Job
Transcribe each line exactly.

==== Supplied material ====

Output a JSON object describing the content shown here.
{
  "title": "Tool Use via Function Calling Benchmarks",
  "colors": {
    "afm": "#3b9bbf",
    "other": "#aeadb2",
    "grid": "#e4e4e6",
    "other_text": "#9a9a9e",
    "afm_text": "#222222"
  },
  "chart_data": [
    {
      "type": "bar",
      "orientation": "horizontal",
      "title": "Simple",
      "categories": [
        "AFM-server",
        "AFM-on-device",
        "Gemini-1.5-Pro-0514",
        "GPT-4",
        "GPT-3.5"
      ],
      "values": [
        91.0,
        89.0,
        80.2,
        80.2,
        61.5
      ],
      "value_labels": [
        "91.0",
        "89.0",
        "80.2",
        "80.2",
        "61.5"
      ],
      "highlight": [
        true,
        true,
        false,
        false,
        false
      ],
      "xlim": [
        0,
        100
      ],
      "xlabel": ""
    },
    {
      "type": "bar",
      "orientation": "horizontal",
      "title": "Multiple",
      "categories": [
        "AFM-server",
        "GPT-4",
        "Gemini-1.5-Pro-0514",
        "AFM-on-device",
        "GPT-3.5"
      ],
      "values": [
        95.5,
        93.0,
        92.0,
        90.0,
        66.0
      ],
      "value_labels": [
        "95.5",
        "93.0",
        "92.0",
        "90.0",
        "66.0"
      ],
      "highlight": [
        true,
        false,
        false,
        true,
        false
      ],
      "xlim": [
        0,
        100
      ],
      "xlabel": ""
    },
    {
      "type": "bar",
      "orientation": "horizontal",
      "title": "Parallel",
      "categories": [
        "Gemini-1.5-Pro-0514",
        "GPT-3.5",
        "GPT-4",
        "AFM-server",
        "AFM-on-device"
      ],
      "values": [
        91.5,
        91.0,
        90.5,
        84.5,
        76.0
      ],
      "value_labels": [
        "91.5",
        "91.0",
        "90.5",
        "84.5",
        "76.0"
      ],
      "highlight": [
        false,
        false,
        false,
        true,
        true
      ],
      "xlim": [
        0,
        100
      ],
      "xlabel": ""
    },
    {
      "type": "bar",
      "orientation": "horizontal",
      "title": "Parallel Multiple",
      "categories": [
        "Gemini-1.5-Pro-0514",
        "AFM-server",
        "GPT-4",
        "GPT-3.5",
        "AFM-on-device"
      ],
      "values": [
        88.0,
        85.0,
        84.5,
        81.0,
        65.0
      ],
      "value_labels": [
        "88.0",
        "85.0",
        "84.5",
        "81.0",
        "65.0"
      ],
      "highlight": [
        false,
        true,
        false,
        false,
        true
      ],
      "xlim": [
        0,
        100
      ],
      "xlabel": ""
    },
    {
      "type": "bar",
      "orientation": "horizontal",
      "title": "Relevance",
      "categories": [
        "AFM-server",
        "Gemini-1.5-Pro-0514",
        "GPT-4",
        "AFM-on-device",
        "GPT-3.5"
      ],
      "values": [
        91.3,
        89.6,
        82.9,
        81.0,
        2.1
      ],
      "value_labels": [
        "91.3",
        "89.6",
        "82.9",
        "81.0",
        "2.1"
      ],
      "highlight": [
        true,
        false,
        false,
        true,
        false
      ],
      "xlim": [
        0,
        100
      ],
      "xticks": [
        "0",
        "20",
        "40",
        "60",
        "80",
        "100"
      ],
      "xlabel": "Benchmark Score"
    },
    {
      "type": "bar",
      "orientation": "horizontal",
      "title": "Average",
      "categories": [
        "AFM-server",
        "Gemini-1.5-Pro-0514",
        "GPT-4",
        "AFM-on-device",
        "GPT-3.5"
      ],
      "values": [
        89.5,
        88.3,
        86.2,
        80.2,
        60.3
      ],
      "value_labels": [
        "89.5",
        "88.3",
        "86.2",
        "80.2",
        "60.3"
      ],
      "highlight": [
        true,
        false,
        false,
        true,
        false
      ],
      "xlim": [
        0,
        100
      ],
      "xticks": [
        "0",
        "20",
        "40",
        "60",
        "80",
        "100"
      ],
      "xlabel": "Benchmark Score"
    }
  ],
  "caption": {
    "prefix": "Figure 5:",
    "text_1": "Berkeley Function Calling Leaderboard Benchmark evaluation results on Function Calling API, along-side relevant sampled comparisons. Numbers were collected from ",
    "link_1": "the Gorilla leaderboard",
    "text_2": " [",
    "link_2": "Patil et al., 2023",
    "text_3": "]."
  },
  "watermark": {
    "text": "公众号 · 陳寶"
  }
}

====

Completed task
Output a JSON object describing the content shown here.
{
  "title": "Tool Use via Function Calling Benchmarks",
  "colors": {
    "afm": "#3b9bbf",
    "other": "#aeadb2",
    "grid": "#e4e4e6",
    "other_text": "#9a9a9e",
    "afm_text": "#222222"
  },
  "chart_data": [
    {
      "type": "bar",
      "orientation": "horizontal",
      "title": "Simple",
      "categories": [
        "AFM-server",
        "AFM-on-device",
        "Gemini-1.5-Pro-0514",
        "GPT-4",
        "GPT-3.5"
      ],
      "values": [
        91.0,
        89.0,
        80.2,
        80.2,
        61.5
      ],
      "value_labels": [
        "91.0",
        "89.0",
        "80.2",
        "80.2",
        "61.5"
      ],
      "highlight": [
        true,
        true,
        false,
        false,
        false
      ],
      "xlim": [
        0,
        100
      ],
      "xlabel": ""
    },
    {
      "type": "bar",
      "orientation": "horizontal",
      "title": "Multiple",
      "categories": [
        "AFM-server",
        "GPT-4",
        "Gemini-1.5-Pro-0514",
        "AFM-on-device",
        "GPT-3.5"
      ],
      "values": [
        95.5,
        93.0,
        92.0,
        90.0,
        66.0
      ],
      "value_labels": [
        "95.5",
        "93.0",
        "92.0",
        "90.0",
        "66.0"
      ],
      "highlight": [
        true,
        false,
        false,
        true,
        false
      ],
      "xlim": [
        0,
        100
      ],
      "xlabel": ""
    },
    {
      "type": "bar",
      "orientation": "horizontal",
      "title": "Parallel",
      "categories": [
        "Gemini-1.5-Pro-0514",
        "GPT-3.5",
        "GPT-4",
        "AFM-server",
        "AFM-on-device"
      ],
      "values": [
        91.5,
        91.0,
        90.5,
        84.5,
        76.0
      ],
      "value_labels": [
        "91.5",
        "91.0",
        "90.5",
        "84.5",
        "76.0"
      ],
      "highlight": [
        false,
        false,
        false,
        true,
        true
      ],
      "xlim": [
        0,
        100
      ],
      "xlabel": ""
    },
    {
      "type": "bar",
      "orientation": "horizontal",
      "title": "Parallel Multiple",
      "categories": [
        "Gemini-1.5-Pro-0514",
        "AFM-server",
        "GPT-4",
        "GPT-3.5",
        "AFM-on-device"
      ],
      "values": [
        88.0,
        85.0,
        84.5,
        81.0,
        65.0
      ],
      "value_labels": [
        "88.0",
        "85.0",
        "84.5",
        "81.0",
        "65.0"
      ],
      "highlight": [
        false,
        true,
        false,
        false,
        true
      ],
      "xlim": [
        0,
        100
      ],
      "xlabel": ""
    },
    {
      "type": "bar",
      "orientation": "horizontal",
      "title": "Relevance",
      "categories": [
        "AFM-server",
        "Gemini-1.5-Pro-0514",
        "GPT-4",
        "AFM-on-device",
        "GPT-3.5"
      ],
      "values": [
        91.3,
        89.6,
        82.9,
        81.0,
        2.1
      ],
      "value_labels": [
        "91.3",
        "89.6",
        "82.9",
        "81.0",
        "2.1"
      ],
      "highlight": [
        true,
        false,
        false,
        true,
        false
      ],
      "xlim": [
        0,
        100
      ],
      "xticks": [
        "0",
        "20",
        "40",
        "60",
        "80",
        "100"
      ],
      "xlabel": "Benchmark Score"
    },
    {
      "type": "bar",
      "orientation": "horizontal",
      "title": "Average",
      "categories": [
        "AFM-server",
        "Gemini-1.5-Pro-0514",
        "GPT-4",
        "AFM-on-device",
        "GPT-3.5"
      ],
      "values": [
        89.5,
        88.3,
        86.2,
        80.2,
        60.3
      ],
      "value_labels": [
        "89.5",
        "88.3",
        "86.2",
        "80.2",
        "60.3"
      ],
      "highlight": [
        true,
        false,
        false,
        true,
        false
      ],
      "xlim": [
        0,
        100
      ],
      "xticks": [
        "0",
        "20",
        "40",
        "60",
        "80",
        "100"
      ],
      "xlabel": "Benchmark Score"
    }
  ],
  "caption": {
    "prefix": "Figure 5:",
    "text_1": "Berkeley Function Calling Leaderboard Benchmark evaluation results on Function Calling API, along-side relevant sampled comparisons. Numbers were collected from ",
    "link_1": "the Gorilla leaderboard",
    "text_2": " [",
    "link_2": "Patil et al., 2023",
    "text_3": "]."
  },
  "watermark": {
    "text": "公众号 · 陳寶"
  }
}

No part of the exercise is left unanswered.